INSTRUCTIONS TO FOLLOW: Exclude the pictures and reproduce the remaining data exactly as written.

SUPPLIED DATA:
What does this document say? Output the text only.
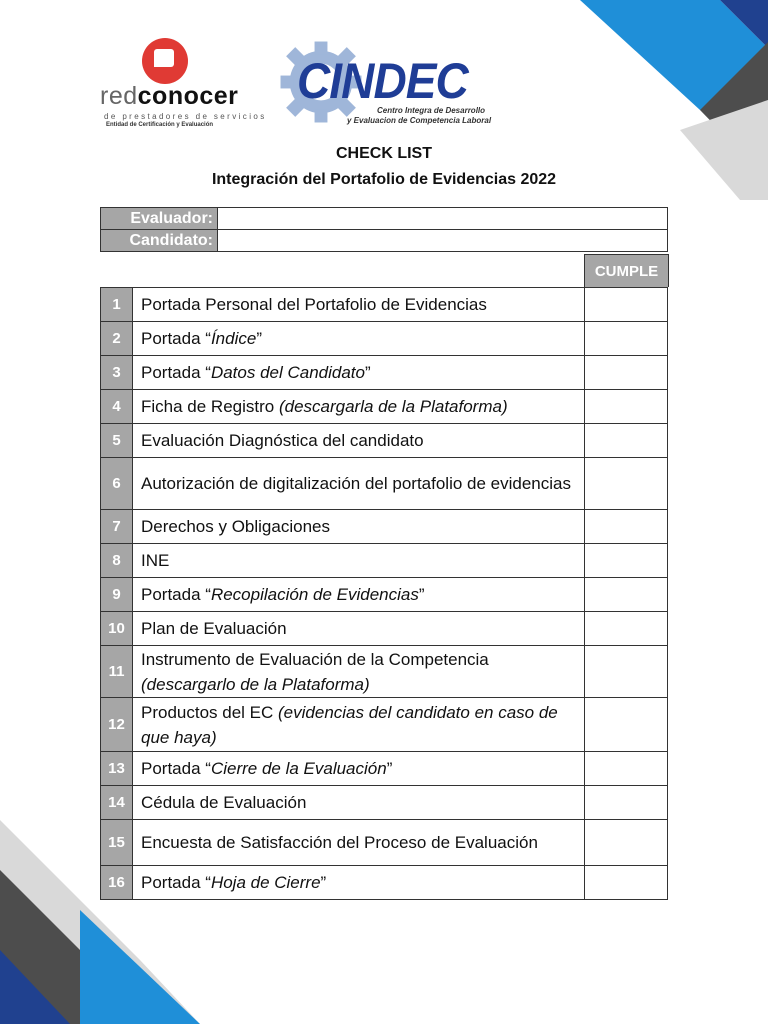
redconocer
de prestadores de servicios
Entidad de Certificación y Evaluación
CINDEC
Centro Integra de Desarrollo
y Evaluacion de Competencia Laboral
CHECK LIST
Integración del Portafolio de Evidencias 2022
Evaluador:	
Candidato:	
CUMPLE
1	Portada Personal del Portafolio de Evidencias	
2	Portada “Índice”	
3	Portada “Datos del Candidato”	
4	Ficha de Registro (descargarla de la Plataforma)	
5	Evaluación Diagnóstica del candidato	
6	Autorización de digitalización del portafolio de evidencias	
7	Derechos y Obligaciones	
8	INE	
9	Portada “Recopilación de Evidencias”	
10	Plan de Evaluación	
11	Instrumento de Evaluación de la Competencia (descargarlo de la Plataforma)	
12	Productos del EC (evidencias del candidato en caso de que haya)	
13	Portada “Cierre de la Evaluación”	
14	Cédula de Evaluación	
15	Encuesta de Satisfacción del Proceso de Evaluación	
16	Portada “Hoja de Cierre”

FULL SOLUTION:
What does this document say? Output the text only.
redconocer
de prestadores de servicios
Entidad de Certificación y Evaluación
CINDEC
Centro Integra de Desarrollo
y Evaluacion de Competencia Laboral
CHECK LIST
Integración del Portafolio de Evidencias 2022
Evaluador:	
Candidato:	
CUMPLE
1	Portada Personal del Portafolio de Evidencias	
2	Portada “Índice”	
3	Portada “Datos del Candidato”	
4	Ficha de Registro (descargarla de la Plataforma)	
5	Evaluación Diagnóstica del candidato	
6	Autorización de digitalización del portafolio de evidencias	
7	Derechos y Obligaciones	
8	INE	
9	Portada “Recopilación de Evidencias”	
10	Plan de Evaluación	
11	Instrumento de Evaluación de la Competencia (descargarlo de la Plataforma)	
12	Productos del EC (evidencias del candidato en caso de que haya)	
13	Portada “Cierre de la Evaluación”	
14	Cédula de Evaluación	
15	Encuesta de Satisfacción del Proceso de Evaluación	
16	Portada “Hoja de Cierre”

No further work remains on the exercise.